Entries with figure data
# # #
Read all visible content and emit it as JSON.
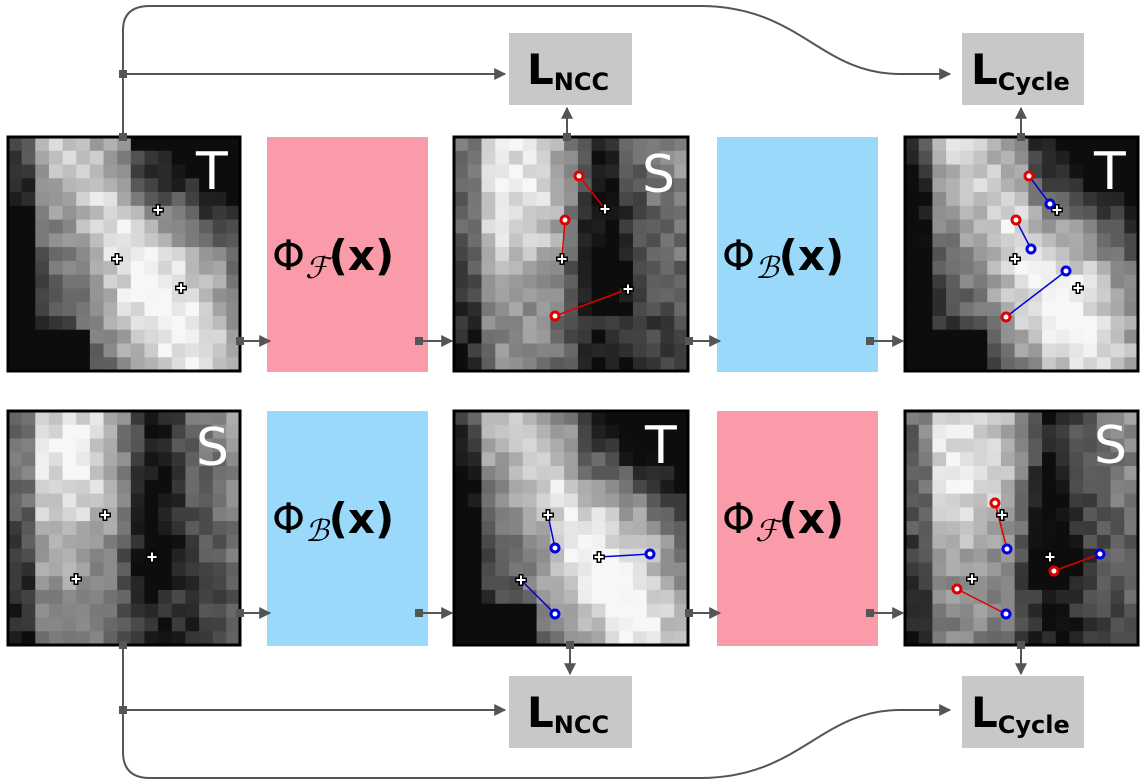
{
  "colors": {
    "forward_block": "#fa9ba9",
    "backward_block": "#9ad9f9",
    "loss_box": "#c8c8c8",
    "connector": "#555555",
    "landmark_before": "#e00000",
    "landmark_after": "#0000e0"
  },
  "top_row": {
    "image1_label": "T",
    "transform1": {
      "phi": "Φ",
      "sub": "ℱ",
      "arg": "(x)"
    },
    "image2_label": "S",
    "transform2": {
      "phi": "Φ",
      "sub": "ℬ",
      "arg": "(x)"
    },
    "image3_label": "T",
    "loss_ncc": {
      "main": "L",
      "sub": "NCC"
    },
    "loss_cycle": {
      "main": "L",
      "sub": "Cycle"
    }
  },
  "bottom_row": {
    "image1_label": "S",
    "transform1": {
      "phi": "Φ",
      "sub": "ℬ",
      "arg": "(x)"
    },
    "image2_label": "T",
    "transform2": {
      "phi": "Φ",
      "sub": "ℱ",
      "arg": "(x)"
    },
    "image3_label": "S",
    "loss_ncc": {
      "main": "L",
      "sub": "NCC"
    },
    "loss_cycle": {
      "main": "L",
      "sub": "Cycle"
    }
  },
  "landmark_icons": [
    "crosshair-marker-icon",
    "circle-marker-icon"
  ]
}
# # #
Where a line in the entries holds "marker", copy that line.

    "crosshair-marker-icon",
    "circle-marker-icon"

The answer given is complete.